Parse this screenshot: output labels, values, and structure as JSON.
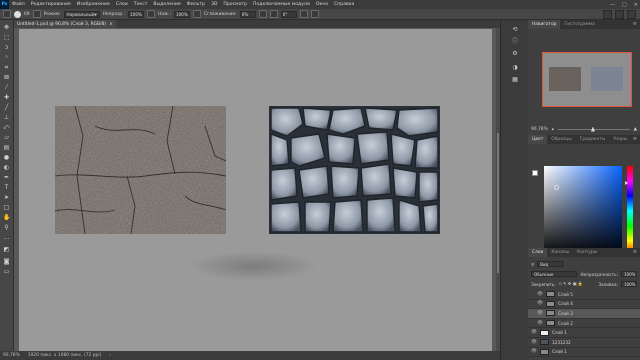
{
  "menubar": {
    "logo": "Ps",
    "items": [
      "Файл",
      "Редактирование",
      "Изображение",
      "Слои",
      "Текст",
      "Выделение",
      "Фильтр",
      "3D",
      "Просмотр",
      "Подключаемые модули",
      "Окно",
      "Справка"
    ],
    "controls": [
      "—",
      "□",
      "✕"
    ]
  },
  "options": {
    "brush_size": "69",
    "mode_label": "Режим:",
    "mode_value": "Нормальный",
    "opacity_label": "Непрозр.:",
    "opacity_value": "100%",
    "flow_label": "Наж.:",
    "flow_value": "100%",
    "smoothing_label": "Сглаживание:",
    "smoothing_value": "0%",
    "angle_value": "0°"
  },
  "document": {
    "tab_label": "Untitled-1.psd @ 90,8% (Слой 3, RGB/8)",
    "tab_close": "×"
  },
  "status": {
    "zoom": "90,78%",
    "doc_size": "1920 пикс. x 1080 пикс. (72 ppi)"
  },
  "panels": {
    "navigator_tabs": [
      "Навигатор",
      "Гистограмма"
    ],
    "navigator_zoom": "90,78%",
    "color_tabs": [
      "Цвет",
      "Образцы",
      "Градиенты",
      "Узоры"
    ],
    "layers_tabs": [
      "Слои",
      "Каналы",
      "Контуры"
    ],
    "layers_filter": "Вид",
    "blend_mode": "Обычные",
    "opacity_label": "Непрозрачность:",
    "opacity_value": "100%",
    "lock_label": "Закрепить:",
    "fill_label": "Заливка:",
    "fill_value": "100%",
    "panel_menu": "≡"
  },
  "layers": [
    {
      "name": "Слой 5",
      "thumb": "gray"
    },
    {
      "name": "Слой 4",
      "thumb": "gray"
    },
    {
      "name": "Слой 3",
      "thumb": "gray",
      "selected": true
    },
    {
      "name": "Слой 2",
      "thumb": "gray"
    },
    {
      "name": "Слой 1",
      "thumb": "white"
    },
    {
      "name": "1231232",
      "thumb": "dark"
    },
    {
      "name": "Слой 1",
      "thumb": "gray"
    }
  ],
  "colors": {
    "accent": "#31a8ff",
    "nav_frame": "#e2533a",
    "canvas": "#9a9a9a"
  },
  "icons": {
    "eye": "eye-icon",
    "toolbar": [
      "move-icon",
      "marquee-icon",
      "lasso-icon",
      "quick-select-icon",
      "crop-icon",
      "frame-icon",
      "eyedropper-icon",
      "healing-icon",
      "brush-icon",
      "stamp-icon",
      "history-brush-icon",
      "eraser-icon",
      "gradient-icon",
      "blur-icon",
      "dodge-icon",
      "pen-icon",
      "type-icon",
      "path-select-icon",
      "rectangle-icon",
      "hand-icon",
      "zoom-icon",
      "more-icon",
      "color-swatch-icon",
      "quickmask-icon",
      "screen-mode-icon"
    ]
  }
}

= = = =

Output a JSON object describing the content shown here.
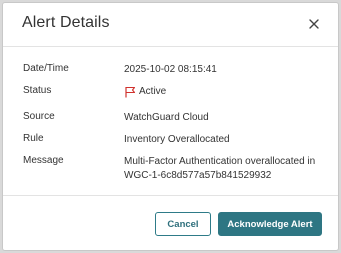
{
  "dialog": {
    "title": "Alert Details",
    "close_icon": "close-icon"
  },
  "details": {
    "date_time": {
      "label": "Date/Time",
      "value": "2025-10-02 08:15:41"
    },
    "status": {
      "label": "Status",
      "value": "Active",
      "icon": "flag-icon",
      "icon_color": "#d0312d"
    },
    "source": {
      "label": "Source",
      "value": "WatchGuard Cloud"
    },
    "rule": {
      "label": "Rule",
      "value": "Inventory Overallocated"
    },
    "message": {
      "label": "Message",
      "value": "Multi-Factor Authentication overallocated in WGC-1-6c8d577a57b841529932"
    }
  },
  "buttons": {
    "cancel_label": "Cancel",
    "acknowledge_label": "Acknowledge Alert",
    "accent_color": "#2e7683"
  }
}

= = = =

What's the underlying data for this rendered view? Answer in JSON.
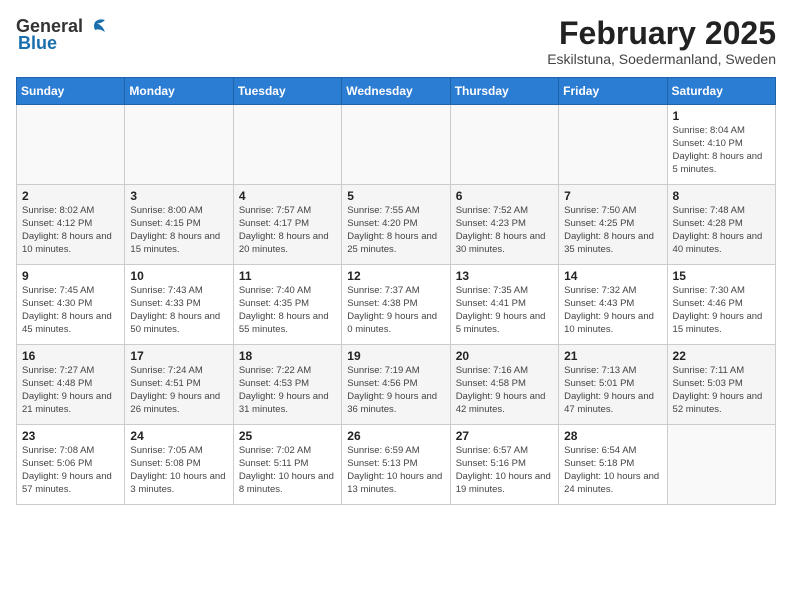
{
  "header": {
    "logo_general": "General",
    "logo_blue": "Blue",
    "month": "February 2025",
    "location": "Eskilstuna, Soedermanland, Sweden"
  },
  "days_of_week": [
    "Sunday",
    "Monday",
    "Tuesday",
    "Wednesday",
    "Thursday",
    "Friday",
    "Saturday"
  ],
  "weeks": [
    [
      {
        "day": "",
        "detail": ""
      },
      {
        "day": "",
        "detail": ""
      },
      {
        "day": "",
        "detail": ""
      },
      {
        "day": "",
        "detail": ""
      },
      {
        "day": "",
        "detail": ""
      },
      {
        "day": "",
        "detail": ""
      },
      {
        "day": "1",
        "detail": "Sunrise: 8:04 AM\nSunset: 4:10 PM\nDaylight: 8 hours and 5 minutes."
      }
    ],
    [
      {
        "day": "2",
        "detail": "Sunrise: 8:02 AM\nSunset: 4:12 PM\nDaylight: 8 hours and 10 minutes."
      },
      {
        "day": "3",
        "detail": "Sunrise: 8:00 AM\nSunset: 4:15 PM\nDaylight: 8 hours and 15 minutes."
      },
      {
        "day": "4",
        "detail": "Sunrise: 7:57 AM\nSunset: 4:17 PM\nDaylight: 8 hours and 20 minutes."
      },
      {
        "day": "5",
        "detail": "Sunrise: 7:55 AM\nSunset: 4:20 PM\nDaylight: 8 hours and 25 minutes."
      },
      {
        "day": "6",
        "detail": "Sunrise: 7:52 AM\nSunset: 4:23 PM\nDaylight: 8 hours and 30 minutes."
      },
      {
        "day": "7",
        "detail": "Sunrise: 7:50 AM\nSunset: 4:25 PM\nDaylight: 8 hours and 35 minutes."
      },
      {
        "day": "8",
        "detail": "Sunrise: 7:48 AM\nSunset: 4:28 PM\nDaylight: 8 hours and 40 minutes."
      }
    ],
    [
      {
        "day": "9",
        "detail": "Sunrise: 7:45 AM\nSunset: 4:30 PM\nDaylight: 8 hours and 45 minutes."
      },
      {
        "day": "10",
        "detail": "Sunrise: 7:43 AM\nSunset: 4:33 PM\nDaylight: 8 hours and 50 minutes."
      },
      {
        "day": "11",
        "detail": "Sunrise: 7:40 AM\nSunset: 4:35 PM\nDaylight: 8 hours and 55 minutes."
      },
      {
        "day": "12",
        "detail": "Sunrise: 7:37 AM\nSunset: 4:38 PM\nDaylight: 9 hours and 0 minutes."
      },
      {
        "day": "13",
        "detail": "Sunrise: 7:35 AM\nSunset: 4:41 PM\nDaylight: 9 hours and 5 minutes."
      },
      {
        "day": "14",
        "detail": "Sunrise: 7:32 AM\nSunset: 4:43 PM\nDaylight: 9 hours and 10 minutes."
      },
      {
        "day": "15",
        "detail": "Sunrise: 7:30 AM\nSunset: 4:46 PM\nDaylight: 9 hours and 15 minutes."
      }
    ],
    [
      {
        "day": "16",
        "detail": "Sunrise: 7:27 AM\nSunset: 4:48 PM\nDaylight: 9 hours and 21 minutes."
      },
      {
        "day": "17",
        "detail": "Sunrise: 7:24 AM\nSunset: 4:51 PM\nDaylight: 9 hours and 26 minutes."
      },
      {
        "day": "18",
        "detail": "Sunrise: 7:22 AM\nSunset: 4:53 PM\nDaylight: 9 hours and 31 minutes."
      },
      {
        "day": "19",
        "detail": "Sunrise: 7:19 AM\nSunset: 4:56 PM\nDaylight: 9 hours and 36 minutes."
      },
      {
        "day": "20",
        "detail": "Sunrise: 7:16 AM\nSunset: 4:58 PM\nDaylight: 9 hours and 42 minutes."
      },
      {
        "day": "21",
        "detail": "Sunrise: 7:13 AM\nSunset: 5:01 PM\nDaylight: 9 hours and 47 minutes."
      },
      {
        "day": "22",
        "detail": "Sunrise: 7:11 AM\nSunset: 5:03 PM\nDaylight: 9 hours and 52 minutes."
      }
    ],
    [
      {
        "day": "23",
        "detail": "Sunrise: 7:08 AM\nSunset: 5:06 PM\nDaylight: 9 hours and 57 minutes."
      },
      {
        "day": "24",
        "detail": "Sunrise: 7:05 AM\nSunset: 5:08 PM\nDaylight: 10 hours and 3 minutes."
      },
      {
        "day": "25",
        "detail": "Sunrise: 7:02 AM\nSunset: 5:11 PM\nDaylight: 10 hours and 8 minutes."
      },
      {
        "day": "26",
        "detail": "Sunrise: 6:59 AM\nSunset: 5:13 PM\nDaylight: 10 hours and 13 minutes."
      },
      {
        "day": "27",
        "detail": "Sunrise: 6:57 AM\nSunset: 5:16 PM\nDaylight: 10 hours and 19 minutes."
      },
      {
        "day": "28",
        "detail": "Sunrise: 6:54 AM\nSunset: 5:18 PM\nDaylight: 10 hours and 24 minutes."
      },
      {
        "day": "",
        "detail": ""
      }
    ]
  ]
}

= = = =

DO THIS – Filter out every line that lacks the word "JSON", and copy the rest.

COMPLETE OUTPUT –
Parse this screenshot: output labels, values, and structure as JSON.
Output a JSON object describing the content shown here.
What's the underlying data for this rendered view? Answer in JSON.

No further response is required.